** BEGIN **
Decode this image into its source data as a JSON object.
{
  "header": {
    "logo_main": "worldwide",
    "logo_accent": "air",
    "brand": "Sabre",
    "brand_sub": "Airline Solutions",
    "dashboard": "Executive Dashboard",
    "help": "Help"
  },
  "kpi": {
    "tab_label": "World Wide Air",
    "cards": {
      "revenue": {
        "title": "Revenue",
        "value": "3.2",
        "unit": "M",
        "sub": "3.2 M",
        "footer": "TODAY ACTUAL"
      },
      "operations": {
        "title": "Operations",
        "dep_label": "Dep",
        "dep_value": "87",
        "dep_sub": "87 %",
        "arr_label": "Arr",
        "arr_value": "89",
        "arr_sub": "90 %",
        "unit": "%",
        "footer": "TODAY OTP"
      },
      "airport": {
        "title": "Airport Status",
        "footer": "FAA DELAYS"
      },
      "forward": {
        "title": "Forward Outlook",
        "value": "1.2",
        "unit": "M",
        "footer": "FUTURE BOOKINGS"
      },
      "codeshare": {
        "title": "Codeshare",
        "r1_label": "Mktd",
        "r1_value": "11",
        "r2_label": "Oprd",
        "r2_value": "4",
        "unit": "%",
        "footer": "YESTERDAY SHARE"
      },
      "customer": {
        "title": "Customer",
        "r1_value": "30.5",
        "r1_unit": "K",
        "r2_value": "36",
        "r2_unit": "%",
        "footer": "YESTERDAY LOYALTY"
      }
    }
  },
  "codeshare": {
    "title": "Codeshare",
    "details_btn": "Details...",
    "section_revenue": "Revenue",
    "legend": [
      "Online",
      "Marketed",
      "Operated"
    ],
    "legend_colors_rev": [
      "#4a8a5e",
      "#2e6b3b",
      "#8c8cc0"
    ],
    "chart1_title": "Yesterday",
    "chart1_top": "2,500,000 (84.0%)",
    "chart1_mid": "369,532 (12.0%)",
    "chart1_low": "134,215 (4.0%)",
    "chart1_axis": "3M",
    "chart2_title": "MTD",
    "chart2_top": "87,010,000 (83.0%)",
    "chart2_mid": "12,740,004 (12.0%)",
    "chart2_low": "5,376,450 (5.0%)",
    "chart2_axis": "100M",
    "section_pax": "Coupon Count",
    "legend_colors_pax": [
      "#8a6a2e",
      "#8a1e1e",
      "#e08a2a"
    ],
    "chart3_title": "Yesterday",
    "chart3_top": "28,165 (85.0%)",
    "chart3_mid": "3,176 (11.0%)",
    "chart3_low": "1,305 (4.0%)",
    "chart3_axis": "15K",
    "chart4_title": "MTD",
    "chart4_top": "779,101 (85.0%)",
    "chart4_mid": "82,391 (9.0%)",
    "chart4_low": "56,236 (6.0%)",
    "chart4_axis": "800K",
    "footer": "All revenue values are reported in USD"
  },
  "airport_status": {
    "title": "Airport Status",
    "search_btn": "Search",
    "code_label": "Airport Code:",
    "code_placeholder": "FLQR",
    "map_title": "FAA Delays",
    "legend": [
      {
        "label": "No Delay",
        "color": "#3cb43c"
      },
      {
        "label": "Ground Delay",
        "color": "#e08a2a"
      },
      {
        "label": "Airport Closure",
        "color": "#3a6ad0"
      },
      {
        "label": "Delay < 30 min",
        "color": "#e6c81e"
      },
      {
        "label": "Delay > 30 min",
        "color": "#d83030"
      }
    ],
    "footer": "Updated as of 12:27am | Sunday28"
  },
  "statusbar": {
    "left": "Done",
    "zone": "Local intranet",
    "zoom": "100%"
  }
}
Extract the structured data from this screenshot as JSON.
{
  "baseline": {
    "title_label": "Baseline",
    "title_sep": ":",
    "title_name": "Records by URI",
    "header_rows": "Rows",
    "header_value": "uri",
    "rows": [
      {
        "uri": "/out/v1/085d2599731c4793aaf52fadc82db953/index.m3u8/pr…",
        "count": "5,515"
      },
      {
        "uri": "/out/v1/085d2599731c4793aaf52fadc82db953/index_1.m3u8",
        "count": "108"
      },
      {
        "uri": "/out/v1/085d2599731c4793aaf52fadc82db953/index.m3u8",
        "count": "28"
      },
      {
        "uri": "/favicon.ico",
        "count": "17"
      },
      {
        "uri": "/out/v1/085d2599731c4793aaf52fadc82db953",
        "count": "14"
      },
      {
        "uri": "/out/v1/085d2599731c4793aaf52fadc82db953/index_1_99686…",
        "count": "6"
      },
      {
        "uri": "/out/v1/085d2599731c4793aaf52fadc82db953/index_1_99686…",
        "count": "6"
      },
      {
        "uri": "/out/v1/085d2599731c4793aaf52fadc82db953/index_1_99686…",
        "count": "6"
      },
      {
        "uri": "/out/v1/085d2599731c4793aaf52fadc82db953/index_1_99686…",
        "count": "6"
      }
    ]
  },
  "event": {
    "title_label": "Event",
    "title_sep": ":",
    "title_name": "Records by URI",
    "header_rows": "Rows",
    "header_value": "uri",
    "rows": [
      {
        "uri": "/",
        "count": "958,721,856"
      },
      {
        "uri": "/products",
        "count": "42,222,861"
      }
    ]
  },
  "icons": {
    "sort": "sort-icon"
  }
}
** END **
* Set problem *
Every entry should be printed again exactly as it stands.

* Final answer *
Decode this image into its source data as a JSON object.
{
  "header": {
    "logo_main": "worldwide",
    "logo_accent": "air",
    "brand": "Sabre",
    "brand_sub": "Airline Solutions",
    "dashboard": "Executive Dashboard",
    "help": "Help"
  },
  "kpi": {
    "tab_label": "World Wide Air",
    "cards": {
      "revenue": {
        "title": "Revenue",
        "value": "3.2",
        "unit": "M",
        "sub": "3.2 M",
        "footer": "TODAY ACTUAL"
      },
      "operations": {
        "title": "Operations",
        "dep_label": "Dep",
        "dep_value": "87",
        "dep_sub": "87 %",
        "arr_label": "Arr",
        "arr_value": "89",
        "arr_sub": "90 %",
        "unit": "%",
        "footer": "TODAY OTP"
      },
      "airport": {
        "title": "Airport Status",
        "footer": "FAA DELAYS"
      },
      "forward": {
        "title": "Forward Outlook",
        "value": "1.2",
        "unit": "M",
        "footer": "FUTURE BOOKINGS"
      },
      "codeshare": {
        "title": "Codeshare",
        "r1_label": "Mktd",
        "r1_value": "11",
        "r2_label": "Oprd",
        "r2_value": "4",
        "unit": "%",
        "footer": "YESTERDAY SHARE"
      },
      "customer": {
        "title": "Customer",
        "r1_value": "30.5",
        "r1_unit": "K",
        "r2_value": "36",
        "r2_unit": "%",
        "footer": "YESTERDAY LOYALTY"
      }
    }
  },
  "codeshare": {
    "title": "Codeshare",
    "details_btn": "Details...",
    "section_revenue": "Revenue",
    "legend": [
      "Online",
      "Marketed",
      "Operated"
    ],
    "legend_colors_rev": [
      "#4a8a5e",
      "#2e6b3b",
      "#8c8cc0"
    ],
    "chart1_title": "Yesterday",
    "chart1_top": "2,500,000 (84.0%)",
    "chart1_mid": "369,532 (12.0%)",
    "chart1_low": "134,215 (4.0%)",
    "chart1_axis": "3M",
    "chart2_title": "MTD",
    "chart2_top": "87,010,000 (83.0%)",
    "chart2_mid": "12,740,004 (12.0%)",
    "chart2_low": "5,376,450 (5.0%)",
    "chart2_axis": "100M",
    "section_pax": "Coupon Count",
    "legend_colors_pax": [
      "#8a6a2e",
      "#8a1e1e",
      "#e08a2a"
    ],
    "chart3_title": "Yesterday",
    "chart3_top": "28,165 (85.0%)",
    "chart3_mid": "3,176 (11.0%)",
    "chart3_low": "1,305 (4.0%)",
    "chart3_axis": "15K",
    "chart4_title": "MTD",
    "chart4_top": "779,101 (85.0%)",
    "chart4_mid": "82,391 (9.0%)",
    "chart4_low": "56,236 (6.0%)",
    "chart4_axis": "800K",
    "footer": "All revenue values are reported in USD"
  },
  "airport_status": {
    "title": "Airport Status",
    "search_btn": "Search",
    "code_label": "Airport Code:",
    "code_placeholder": "FLQR",
    "map_title": "FAA Delays",
    "legend": [
      {
        "label": "No Delay",
        "color": "#3cb43c"
      },
      {
        "label": "Ground Delay",
        "color": "#e08a2a"
      },
      {
        "label": "Airport Closure",
        "color": "#3a6ad0"
      },
      {
        "label": "Delay < 30 min",
        "color": "#e6c81e"
      },
      {
        "label": "Delay > 30 min",
        "color": "#d83030"
      }
    ],
    "footer": "Updated as of 12:27am | Sunday28"
  },
  "statusbar": {
    "left": "Done",
    "zone": "Local intranet",
    "zoom": "100%"
  }
}
Extract the structured data from this screenshot as JSON.
{
  "baseline": {
    "title_label": "Baseline",
    "title_sep": ":",
    "title_name": "Records by URI",
    "header_rows": "Rows",
    "header_value": "uri",
    "rows": [
      {
        "uri": "/out/v1/085d2599731c4793aaf52fadc82db953/index.m3u8/pr…",
        "count": "5,515"
      },
      {
        "uri": "/out/v1/085d2599731c4793aaf52fadc82db953/index_1.m3u8",
        "count": "108"
      },
      {
        "uri": "/out/v1/085d2599731c4793aaf52fadc82db953/index.m3u8",
        "count": "28"
      },
      {
        "uri": "/favicon.ico",
        "count": "17"
      },
      {
        "uri": "/out/v1/085d2599731c4793aaf52fadc82db953",
        "count": "14"
      },
      {
        "uri": "/out/v1/085d2599731c4793aaf52fadc82db953/index_1_99686…",
        "count": "6"
      },
      {
        "uri": "/out/v1/085d2599731c4793aaf52fadc82db953/index_1_99686…",
        "count": "6"
      },
      {
        "uri": "/out/v1/085d2599731c4793aaf52fadc82db953/index_1_99686…",
        "count": "6"
      },
      {
        "uri": "/out/v1/085d2599731c4793aaf52fadc82db953/index_1_99686…",
        "count": "6"
      }
    ]
  },
  "event": {
    "title_label": "Event",
    "title_sep": ":",
    "title_name": "Records by URI",
    "header_rows": "Rows",
    "header_value": "uri",
    "rows": [
      {
        "uri": "/",
        "count": "958,721,856"
      },
      {
        "uri": "/products",
        "count": "42,222,861"
      }
    ]
  },
  "icons": {
    "sort": "sort-icon"
  }
}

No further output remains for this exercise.